◆ Instruction
Out of all the lines below, count those with the word "оборудования". Give the number only.
#### Raw records ####
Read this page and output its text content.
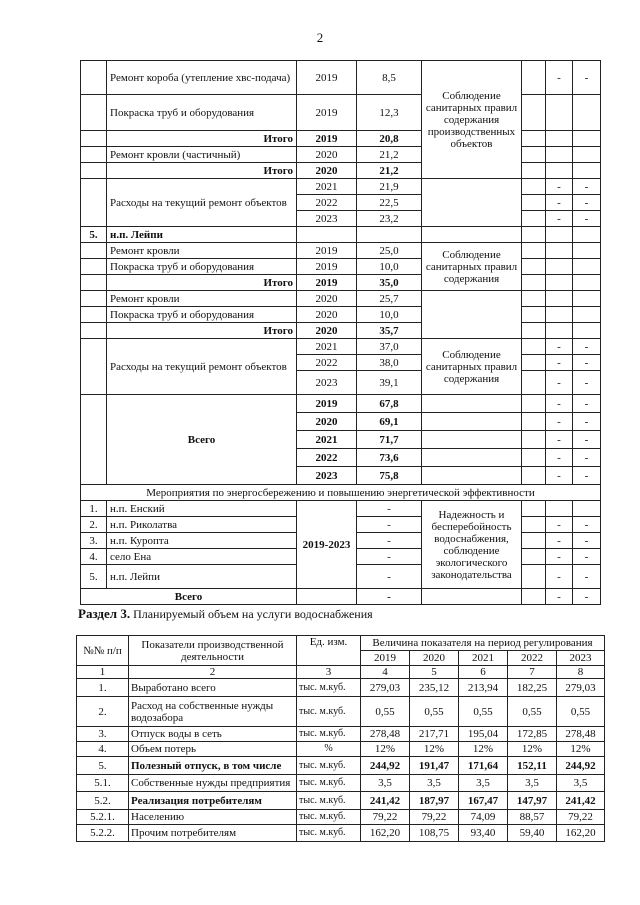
2
	Ремонт короба (утепление хвс-подача)	2019	8,5	Соблюдение санитарных правил содержания производственных объектов		-	-
	Покраска труб и оборудования	2019	12,3				
	Итого	2019	20,8				
	Ремонт кровли (частичный)	2020	21,2				
	Итого	2020	21,2				
	Расходы на текущий ремонт объектов	2021	21,9			-	-
		2022	22,5			-	-
		2023	23,2			-	-
5.	н.п. Лейпи						
	Ремонт кровли	2019	25,0	Соблюдение санитарных правил содержания			
	Покраска труб и оборудования	2019	10,0				
	Итого	2019	35,0				
	Ремонт кровли	2020	25,7				
	Покраска труб и оборудования	2020	10,0				
	Итого	2020	35,7				
	Расходы на текущий ремонт объектов	2021	37,0	Соблюдение санитарных правил содержания		-	-
		2022	38,0			-	-
		2023	39,1			-	-
	Всего	2019	67,8			-	-
		2020	69,1			-	-
		2021	71,7			-	-
		2022	73,6			-	-
		2023	75,8			-	-
Мероприятия по энергосбережению и повышению энергетической эффективности							
1.	н.п. Енский	2019-2023	-	Надежность и бесперебойность водоснабжения, соблюдение экологического законодательства			
2.	н.п. Риколатва		-			-	-
3.	н.п. Куропта		-			-	-
4.	село Ена		-			-	-
5.	н.п. Лейпи		-			-	-
Всего			-			-	-
Раздел 3. Планируемый объем на услуги водоснабжения
№№ п/п	Показатели производственной деятельности	Ед. изм.	Величина показателя на период регулирования				
			2019	2020	2021	2022	2023
1	2	3	4	5	6	7	8
1.	Выработано всего	тыс. м.куб.	279,03	235,12	213,94	182,25	279,03
2.	Расход на собственные нужды водозабора	тыс. м.куб.	0,55	0,55	0,55	0,55	0,55
3.	Отпуск воды в сеть	тыс. м.куб.	278,48	217,71	195,04	172,85	278,48
4.	Объем потерь	%	12%	12%	12%	12%	12%
5.	Полезный отпуск, в том числе	тыс. м.куб.	244,92	191,47	171,64	152,11	244,92
5.1.	Собственные нужды предприятия	тыс. м.куб.	3,5	3,5	3,5	3,5	3,5
5.2.	Реализация потребителям	тыс. м.куб.	241,42	187,97	167,47	147,97	241,42
5.2.1.	Населению	тыс. м.куб.	79,22	79,22	74,09	88,57	79,22
5.2.2.	Прочим потребителям	тыс. м.куб.	162,20	108,75	93,40	59,40	162,20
####
◆ Solution for this task
3